Give the data again exactly as written, skipping any pictures.

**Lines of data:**
* * * * * * *
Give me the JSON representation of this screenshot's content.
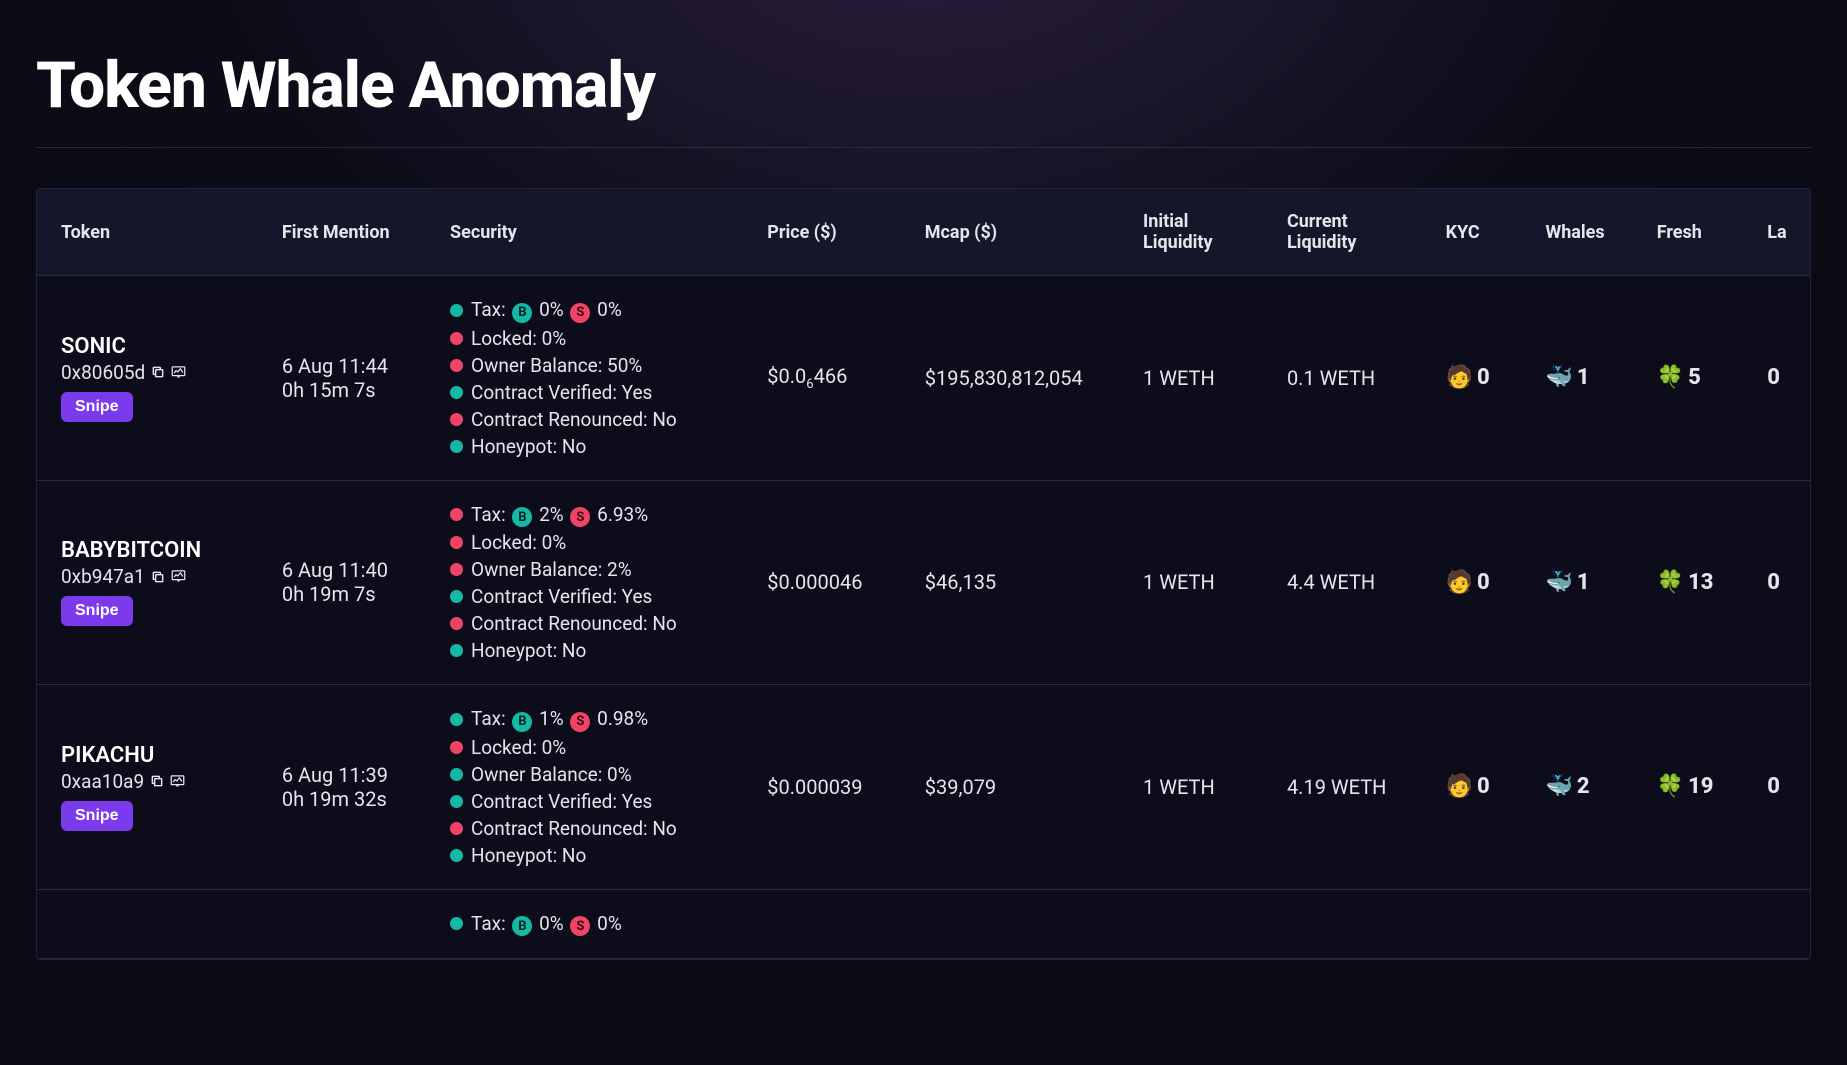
{
  "title": "Token Whale Anomaly",
  "columns": [
    "Token",
    "First Mention",
    "Security",
    "Price ($)",
    "Mcap ($)",
    "Initial Liquidity",
    "Current Liquidity",
    "KYC",
    "Whales",
    "Fresh",
    "La"
  ],
  "snipe_label": "Snipe",
  "sec_labels": {
    "tax": "Tax:",
    "locked": "Locked:",
    "owner": "Owner Balance:",
    "verified": "Contract Verified:",
    "renounced": "Contract Renounced:",
    "honeypot": "Honeypot:"
  },
  "badge": {
    "b": "B",
    "s": "S"
  },
  "emoji": {
    "kyc": "🧑",
    "whale": "🐳",
    "fresh": "🍀"
  },
  "rows": [
    {
      "name": "SONIC",
      "addr": "0x80605d",
      "fm_date": "6 Aug 11:44",
      "fm_rel": "0h 15m 7s",
      "sec": {
        "tax_color": "g",
        "tax_b": "0%",
        "tax_s": "0%",
        "locked_color": "r",
        "locked": "0%",
        "owner_color": "r",
        "owner": "50%",
        "verified_color": "g",
        "verified": "Yes",
        "renounced_color": "r",
        "renounced": "No",
        "honeypot_color": "g",
        "honeypot": "No"
      },
      "price_pre": "$0.0",
      "price_sub": "6",
      "price_post": "466",
      "mcap": "$195,830,812,054",
      "iliq": "1 WETH",
      "cliq": "0.1 WETH",
      "kyc": "0",
      "whales": "1",
      "fresh": "5",
      "la": "0"
    },
    {
      "name": "BABYBITCOIN",
      "addr": "0xb947a1",
      "fm_date": "6 Aug 11:40",
      "fm_rel": "0h 19m 7s",
      "sec": {
        "tax_color": "r",
        "tax_b": "2%",
        "tax_s": "6.93%",
        "locked_color": "r",
        "locked": "0%",
        "owner_color": "r",
        "owner": "2%",
        "verified_color": "g",
        "verified": "Yes",
        "renounced_color": "r",
        "renounced": "No",
        "honeypot_color": "g",
        "honeypot": "No"
      },
      "price_pre": "$0.000046",
      "price_sub": "",
      "price_post": "",
      "mcap": "$46,135",
      "iliq": "1 WETH",
      "cliq": "4.4 WETH",
      "kyc": "0",
      "whales": "1",
      "fresh": "13",
      "la": "0"
    },
    {
      "name": "PIKACHU",
      "addr": "0xaa10a9",
      "fm_date": "6 Aug 11:39",
      "fm_rel": "0h 19m 32s",
      "sec": {
        "tax_color": "g",
        "tax_b": "1%",
        "tax_s": "0.98%",
        "locked_color": "r",
        "locked": "0%",
        "owner_color": "g",
        "owner": "0%",
        "verified_color": "g",
        "verified": "Yes",
        "renounced_color": "r",
        "renounced": "No",
        "honeypot_color": "g",
        "honeypot": "No"
      },
      "price_pre": "$0.000039",
      "price_sub": "",
      "price_post": "",
      "mcap": "$39,079",
      "iliq": "1 WETH",
      "cliq": "4.19 WETH",
      "kyc": "0",
      "whales": "2",
      "fresh": "19",
      "la": "0"
    },
    {
      "name": "",
      "addr": "",
      "fm_date": "",
      "fm_rel": "",
      "sec": {
        "tax_color": "g",
        "tax_b": "0%",
        "tax_s": "0%",
        "locked_color": "",
        "locked": "",
        "owner_color": "",
        "owner": "",
        "verified_color": "",
        "verified": "",
        "renounced_color": "",
        "renounced": "",
        "honeypot_color": "",
        "honeypot": ""
      },
      "price_pre": "",
      "price_sub": "",
      "price_post": "",
      "mcap": "",
      "iliq": "",
      "cliq": "",
      "kyc": "",
      "whales": "",
      "fresh": "",
      "la": ""
    }
  ]
}
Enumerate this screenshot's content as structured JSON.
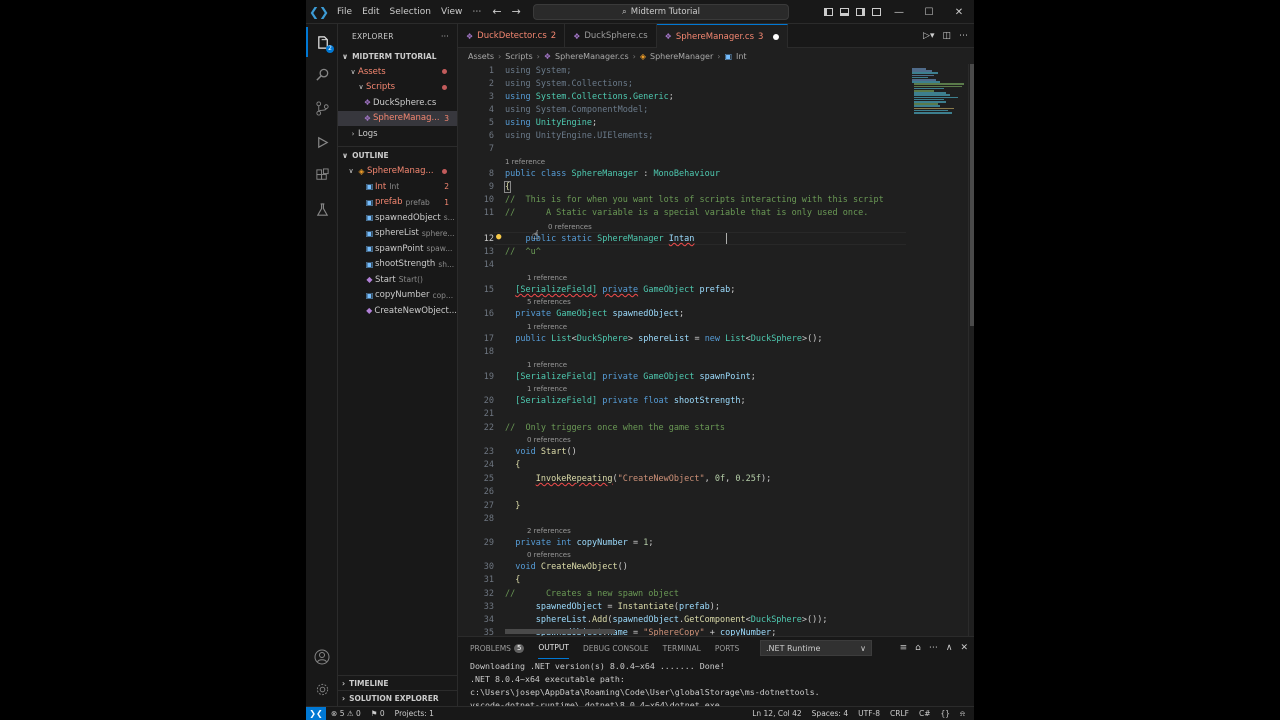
* * * * * * *
**Correct response:**
Give me the JSON representation of this screenshot's content.
{
  "title": "Token Whale Anomaly",
  "columns": [
    "Token",
    "First Mention",
    "Security",
    "Price ($)",
    "Mcap ($)",
    "Initial Liquidity",
    "Current Liquidity",
    "KYC",
    "Whales",
    "Fresh",
    "La"
  ],
  "snipe_label": "Snipe",
  "sec_labels": {
    "tax": "Tax:",
    "locked": "Locked:",
    "owner": "Owner Balance:",
    "verified": "Contract Verified:",
    "renounced": "Contract Renounced:",
    "honeypot": "Honeypot:"
  },
  "badge": {
    "b": "B",
    "s": "S"
  },
  "emoji": {
    "kyc": "🧑",
    "whale": "🐳",
    "fresh": "🍀"
  },
  "rows": [
    {
      "name": "SONIC",
      "addr": "0x80605d",
      "fm_date": "6 Aug 11:44",
      "fm_rel": "0h 15m 7s",
      "sec": {
        "tax_color": "g",
        "tax_b": "0%",
        "tax_s": "0%",
        "locked_color": "r",
        "locked": "0%",
        "owner_color": "r",
        "owner": "50%",
        "verified_color": "g",
        "verified": "Yes",
        "renounced_color": "r",
        "renounced": "No",
        "honeypot_color": "g",
        "honeypot": "No"
      },
      "price_pre": "$0.0",
      "price_sub": "6",
      "price_post": "466",
      "mcap": "$195,830,812,054",
      "iliq": "1 WETH",
      "cliq": "0.1 WETH",
      "kyc": "0",
      "whales": "1",
      "fresh": "5",
      "la": "0"
    },
    {
      "name": "BABYBITCOIN",
      "addr": "0xb947a1",
      "fm_date": "6 Aug 11:40",
      "fm_rel": "0h 19m 7s",
      "sec": {
        "tax_color": "r",
        "tax_b": "2%",
        "tax_s": "6.93%",
        "locked_color": "r",
        "locked": "0%",
        "owner_color": "r",
        "owner": "2%",
        "verified_color": "g",
        "verified": "Yes",
        "renounced_color": "r",
        "renounced": "No",
        "honeypot_color": "g",
        "honeypot": "No"
      },
      "price_pre": "$0.000046",
      "price_sub": "",
      "price_post": "",
      "mcap": "$46,135",
      "iliq": "1 WETH",
      "cliq": "4.4 WETH",
      "kyc": "0",
      "whales": "1",
      "fresh": "13",
      "la": "0"
    },
    {
      "name": "PIKACHU",
      "addr": "0xaa10a9",
      "fm_date": "6 Aug 11:39",
      "fm_rel": "0h 19m 32s",
      "sec": {
        "tax_color": "g",
        "tax_b": "1%",
        "tax_s": "0.98%",
        "locked_color": "r",
        "locked": "0%",
        "owner_color": "g",
        "owner": "0%",
        "verified_color": "g",
        "verified": "Yes",
        "renounced_color": "r",
        "renounced": "No",
        "honeypot_color": "g",
        "honeypot": "No"
      },
      "price_pre": "$0.000039",
      "price_sub": "",
      "price_post": "",
      "mcap": "$39,079",
      "iliq": "1 WETH",
      "cliq": "4.19 WETH",
      "kyc": "0",
      "whales": "2",
      "fresh": "19",
      "la": "0"
    },
    {
      "name": "",
      "addr": "",
      "fm_date": "",
      "fm_rel": "",
      "sec": {
        "tax_color": "g",
        "tax_b": "0%",
        "tax_s": "0%",
        "locked_color": "",
        "locked": "",
        "owner_color": "",
        "owner": "",
        "verified_color": "",
        "verified": "",
        "renounced_color": "",
        "renounced": "",
        "honeypot_color": "",
        "honeypot": ""
      },
      "price_pre": "",
      "price_sub": "",
      "price_post": "",
      "mcap": "",
      "iliq": "",
      "cliq": "",
      "kyc": "",
      "whales": "",
      "fresh": "",
      "la": ""
    }
  ]
}
Enumerate this screenshot's content as structured JSON.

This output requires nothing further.